■ Instructions to follow:
Note each line of the listing that contains the string "การบร", and copy it.

Saved data entries:
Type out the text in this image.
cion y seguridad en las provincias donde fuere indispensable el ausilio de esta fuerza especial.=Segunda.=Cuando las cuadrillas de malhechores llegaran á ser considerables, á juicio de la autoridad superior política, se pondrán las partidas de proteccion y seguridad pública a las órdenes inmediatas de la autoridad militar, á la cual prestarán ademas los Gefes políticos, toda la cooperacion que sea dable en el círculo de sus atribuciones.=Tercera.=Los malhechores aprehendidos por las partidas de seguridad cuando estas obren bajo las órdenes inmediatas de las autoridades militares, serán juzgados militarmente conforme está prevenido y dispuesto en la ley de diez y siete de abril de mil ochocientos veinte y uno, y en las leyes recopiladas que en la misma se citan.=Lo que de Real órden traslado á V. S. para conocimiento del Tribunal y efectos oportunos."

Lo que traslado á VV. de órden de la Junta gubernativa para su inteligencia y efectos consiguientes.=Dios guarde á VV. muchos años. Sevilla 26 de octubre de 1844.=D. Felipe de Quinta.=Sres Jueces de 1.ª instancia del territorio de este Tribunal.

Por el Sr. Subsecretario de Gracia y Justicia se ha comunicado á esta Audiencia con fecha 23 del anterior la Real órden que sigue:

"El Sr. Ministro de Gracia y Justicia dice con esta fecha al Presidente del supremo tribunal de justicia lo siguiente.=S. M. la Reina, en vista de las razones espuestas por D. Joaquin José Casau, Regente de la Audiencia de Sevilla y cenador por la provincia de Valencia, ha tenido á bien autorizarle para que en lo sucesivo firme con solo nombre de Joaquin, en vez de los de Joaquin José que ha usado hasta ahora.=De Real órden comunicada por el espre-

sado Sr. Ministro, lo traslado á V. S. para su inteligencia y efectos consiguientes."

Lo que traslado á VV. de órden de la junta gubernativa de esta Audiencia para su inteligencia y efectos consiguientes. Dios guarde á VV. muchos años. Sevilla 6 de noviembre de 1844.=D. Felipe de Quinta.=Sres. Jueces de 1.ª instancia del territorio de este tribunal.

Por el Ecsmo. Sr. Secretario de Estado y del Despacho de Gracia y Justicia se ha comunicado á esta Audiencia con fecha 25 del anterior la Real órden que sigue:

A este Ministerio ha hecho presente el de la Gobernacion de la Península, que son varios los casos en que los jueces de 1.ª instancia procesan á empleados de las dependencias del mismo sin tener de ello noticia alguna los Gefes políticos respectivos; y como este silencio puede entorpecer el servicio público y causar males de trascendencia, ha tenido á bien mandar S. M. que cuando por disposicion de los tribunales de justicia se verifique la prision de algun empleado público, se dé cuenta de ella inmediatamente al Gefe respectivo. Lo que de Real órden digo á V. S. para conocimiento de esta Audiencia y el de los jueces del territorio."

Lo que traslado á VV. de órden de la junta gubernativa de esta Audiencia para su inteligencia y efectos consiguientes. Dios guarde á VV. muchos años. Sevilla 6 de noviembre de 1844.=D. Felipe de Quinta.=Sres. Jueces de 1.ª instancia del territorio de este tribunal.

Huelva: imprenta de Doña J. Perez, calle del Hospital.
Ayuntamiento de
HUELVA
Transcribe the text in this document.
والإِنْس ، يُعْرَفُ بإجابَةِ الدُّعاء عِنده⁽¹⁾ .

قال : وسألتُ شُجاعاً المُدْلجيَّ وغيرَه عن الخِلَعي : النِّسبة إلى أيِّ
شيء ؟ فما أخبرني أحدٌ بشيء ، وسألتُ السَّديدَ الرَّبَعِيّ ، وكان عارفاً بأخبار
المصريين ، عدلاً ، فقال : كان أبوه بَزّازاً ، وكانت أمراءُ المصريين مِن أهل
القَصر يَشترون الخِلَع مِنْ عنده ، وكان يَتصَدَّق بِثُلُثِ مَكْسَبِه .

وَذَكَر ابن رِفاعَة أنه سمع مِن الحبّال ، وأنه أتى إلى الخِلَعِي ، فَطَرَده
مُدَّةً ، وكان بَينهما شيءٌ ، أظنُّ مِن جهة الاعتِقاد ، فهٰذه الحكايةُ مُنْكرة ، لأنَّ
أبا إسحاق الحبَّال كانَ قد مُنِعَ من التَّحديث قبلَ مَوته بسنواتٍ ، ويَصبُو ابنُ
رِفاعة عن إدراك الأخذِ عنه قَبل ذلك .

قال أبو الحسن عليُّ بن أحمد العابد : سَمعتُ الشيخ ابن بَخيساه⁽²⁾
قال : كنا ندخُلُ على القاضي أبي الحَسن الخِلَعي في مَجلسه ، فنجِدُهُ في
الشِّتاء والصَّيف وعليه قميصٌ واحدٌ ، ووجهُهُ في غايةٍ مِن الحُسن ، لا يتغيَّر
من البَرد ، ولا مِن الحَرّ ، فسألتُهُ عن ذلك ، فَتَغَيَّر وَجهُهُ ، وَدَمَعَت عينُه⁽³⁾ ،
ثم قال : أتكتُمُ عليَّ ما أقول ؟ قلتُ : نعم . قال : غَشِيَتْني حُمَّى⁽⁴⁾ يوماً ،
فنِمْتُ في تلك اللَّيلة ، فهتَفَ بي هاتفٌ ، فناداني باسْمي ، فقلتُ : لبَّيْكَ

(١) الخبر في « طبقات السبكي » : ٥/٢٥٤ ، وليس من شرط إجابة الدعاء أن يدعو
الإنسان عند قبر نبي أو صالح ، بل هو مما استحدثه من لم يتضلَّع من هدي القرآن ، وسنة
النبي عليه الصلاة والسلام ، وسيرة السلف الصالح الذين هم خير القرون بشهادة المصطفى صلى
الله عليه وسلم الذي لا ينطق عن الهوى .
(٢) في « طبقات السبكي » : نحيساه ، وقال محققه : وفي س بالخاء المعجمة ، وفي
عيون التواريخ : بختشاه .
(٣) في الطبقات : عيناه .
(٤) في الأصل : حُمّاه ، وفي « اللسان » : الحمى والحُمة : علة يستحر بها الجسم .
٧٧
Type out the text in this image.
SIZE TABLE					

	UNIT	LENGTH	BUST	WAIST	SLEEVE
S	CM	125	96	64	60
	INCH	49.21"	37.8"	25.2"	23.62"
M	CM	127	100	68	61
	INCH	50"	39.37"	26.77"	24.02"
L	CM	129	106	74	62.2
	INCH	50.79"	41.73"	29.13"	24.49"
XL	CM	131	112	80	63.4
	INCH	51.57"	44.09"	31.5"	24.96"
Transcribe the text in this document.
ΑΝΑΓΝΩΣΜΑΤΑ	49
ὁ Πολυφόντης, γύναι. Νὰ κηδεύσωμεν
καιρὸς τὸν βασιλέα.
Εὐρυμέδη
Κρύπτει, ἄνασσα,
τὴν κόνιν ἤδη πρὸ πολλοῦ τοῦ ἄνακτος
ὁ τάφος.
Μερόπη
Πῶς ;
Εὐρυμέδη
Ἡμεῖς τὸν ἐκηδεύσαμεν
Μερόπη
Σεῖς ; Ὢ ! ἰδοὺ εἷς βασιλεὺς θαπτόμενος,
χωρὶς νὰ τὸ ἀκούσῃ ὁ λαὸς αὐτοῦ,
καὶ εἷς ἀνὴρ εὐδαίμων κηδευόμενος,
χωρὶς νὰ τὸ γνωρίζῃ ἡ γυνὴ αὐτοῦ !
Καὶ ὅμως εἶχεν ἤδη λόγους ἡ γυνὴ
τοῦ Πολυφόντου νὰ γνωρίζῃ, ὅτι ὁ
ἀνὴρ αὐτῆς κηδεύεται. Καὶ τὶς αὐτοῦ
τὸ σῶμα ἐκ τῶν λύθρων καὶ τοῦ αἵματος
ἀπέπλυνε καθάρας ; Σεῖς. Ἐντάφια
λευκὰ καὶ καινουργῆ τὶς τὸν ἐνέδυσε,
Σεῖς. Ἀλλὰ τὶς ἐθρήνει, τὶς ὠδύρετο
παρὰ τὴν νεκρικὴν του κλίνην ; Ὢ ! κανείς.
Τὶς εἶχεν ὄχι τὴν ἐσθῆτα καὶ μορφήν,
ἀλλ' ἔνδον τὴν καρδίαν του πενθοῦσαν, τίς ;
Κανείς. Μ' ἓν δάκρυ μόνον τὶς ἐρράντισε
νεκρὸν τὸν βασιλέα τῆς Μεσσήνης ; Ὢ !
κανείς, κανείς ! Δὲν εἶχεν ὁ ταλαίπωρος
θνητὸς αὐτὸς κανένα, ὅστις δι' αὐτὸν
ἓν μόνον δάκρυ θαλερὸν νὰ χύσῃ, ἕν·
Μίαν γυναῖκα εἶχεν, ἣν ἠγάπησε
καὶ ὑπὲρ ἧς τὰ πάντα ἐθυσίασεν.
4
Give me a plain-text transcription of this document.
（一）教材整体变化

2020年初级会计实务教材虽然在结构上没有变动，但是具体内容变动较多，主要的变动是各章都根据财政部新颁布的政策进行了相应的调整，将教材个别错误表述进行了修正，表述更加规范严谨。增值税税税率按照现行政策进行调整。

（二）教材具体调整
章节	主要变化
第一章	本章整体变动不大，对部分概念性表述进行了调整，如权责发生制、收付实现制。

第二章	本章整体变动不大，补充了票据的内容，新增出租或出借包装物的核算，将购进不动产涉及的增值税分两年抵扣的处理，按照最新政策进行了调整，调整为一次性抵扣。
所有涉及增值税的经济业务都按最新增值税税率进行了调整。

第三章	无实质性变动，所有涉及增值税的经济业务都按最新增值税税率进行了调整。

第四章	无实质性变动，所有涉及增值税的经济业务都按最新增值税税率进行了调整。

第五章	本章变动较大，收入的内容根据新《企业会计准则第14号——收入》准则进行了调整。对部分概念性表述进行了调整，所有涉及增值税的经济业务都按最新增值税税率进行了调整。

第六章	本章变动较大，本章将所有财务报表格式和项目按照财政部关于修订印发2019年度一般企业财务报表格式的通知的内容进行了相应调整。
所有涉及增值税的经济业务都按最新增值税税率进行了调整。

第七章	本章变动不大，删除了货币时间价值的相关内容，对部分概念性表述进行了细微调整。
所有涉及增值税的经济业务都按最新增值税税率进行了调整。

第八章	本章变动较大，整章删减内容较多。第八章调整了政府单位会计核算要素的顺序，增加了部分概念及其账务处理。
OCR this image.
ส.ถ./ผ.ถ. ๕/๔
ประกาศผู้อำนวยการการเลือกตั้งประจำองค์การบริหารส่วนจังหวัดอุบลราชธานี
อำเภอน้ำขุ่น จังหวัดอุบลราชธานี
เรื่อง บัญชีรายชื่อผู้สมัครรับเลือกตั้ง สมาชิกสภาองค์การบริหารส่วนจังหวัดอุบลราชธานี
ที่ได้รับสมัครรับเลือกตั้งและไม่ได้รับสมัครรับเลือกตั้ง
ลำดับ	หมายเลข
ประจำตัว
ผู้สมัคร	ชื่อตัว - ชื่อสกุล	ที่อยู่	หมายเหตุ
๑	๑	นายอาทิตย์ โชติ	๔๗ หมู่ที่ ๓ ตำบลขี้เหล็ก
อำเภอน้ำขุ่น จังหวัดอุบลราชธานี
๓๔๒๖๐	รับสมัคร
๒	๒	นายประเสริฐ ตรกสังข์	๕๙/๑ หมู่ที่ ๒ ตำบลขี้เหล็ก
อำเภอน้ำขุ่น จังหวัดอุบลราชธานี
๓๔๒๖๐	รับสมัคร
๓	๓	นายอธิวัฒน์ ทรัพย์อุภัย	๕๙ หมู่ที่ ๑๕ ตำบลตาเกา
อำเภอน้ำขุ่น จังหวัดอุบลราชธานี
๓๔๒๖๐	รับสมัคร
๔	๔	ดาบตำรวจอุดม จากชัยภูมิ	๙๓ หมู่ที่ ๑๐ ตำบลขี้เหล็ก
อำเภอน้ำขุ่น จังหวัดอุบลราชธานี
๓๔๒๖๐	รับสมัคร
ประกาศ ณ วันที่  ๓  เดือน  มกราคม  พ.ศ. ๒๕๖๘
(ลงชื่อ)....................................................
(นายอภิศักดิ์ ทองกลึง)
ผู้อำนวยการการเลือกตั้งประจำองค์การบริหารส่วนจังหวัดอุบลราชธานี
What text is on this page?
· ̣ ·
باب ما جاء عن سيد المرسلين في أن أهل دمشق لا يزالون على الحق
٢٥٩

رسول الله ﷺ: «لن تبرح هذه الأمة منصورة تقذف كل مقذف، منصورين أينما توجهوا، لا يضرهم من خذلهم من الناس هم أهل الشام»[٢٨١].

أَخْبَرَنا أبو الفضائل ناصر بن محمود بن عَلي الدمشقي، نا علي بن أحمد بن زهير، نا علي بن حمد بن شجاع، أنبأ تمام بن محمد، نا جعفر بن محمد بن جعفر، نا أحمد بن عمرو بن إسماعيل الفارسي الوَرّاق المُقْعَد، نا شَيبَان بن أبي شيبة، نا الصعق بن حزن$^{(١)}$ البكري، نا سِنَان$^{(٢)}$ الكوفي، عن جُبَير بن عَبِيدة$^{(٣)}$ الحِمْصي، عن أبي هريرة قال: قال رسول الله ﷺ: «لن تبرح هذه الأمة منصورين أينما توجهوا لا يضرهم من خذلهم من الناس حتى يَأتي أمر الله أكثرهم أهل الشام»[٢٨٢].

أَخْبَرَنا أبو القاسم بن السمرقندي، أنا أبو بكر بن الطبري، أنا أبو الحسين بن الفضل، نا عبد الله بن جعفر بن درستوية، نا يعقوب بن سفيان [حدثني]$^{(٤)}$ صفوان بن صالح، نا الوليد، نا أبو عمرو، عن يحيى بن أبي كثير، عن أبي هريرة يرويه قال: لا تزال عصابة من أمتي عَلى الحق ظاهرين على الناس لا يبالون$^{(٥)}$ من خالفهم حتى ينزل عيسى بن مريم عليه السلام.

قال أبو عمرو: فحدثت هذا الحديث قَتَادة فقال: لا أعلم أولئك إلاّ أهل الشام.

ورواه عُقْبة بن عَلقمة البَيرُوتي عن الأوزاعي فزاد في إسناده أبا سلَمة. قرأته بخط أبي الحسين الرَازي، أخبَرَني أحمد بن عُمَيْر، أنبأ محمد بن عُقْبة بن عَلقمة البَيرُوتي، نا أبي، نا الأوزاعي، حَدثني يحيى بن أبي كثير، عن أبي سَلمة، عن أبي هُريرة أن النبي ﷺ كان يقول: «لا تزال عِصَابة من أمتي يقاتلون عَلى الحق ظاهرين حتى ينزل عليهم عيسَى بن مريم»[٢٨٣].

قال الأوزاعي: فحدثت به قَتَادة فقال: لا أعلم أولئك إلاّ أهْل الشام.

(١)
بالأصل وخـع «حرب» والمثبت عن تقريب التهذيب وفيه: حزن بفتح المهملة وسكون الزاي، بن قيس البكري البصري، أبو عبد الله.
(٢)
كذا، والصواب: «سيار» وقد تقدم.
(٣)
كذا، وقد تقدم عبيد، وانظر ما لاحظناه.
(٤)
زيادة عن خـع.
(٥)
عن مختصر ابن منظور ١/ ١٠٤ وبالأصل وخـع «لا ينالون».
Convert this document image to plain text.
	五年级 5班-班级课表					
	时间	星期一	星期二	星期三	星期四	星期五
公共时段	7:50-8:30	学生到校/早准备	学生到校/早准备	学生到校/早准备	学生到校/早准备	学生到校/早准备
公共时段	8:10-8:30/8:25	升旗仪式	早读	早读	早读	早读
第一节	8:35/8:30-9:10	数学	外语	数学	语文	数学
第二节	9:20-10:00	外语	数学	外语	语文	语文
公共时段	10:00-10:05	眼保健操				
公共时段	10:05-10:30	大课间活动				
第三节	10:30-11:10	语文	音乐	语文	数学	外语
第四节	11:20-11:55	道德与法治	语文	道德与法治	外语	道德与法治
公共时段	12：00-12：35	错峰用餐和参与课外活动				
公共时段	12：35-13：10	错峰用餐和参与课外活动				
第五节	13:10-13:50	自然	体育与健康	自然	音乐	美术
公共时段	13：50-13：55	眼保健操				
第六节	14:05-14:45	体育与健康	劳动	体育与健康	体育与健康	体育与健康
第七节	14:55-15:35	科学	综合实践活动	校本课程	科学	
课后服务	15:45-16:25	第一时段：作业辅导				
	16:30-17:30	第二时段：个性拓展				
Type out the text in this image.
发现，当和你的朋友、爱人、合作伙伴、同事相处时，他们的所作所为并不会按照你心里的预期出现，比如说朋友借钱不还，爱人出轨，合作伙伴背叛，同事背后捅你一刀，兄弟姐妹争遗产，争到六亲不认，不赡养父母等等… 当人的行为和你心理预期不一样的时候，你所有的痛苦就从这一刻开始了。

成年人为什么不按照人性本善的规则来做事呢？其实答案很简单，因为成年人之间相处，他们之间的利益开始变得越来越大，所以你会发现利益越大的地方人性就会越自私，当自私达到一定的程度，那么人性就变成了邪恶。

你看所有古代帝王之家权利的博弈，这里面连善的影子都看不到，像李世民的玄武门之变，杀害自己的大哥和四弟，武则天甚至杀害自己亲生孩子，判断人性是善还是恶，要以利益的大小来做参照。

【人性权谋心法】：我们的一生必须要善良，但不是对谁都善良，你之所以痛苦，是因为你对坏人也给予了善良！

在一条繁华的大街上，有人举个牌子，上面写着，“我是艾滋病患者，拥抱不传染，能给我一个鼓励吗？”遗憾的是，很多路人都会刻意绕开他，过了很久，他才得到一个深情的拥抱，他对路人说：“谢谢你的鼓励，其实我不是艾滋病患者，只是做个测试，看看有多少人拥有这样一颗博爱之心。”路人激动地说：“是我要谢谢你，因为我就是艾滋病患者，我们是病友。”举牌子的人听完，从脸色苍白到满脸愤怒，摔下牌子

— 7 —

■ Task response:
ประกาศผู้อำนวยการการเลือกตั้งประจำองค์การบริหารส่วนจังหวัดอุบลราชธานี
เรื่อง บัญชีรายชื่อผู้สมัครรับเลือกตั้ง สมาชิกสภาองค์การบริหารส่วนจังหวัดอุบลราชธานี
ผู้อำนวยการการเลือกตั้งประจำองค์การบริหารส่วนจังหวัดอุบลราชธานี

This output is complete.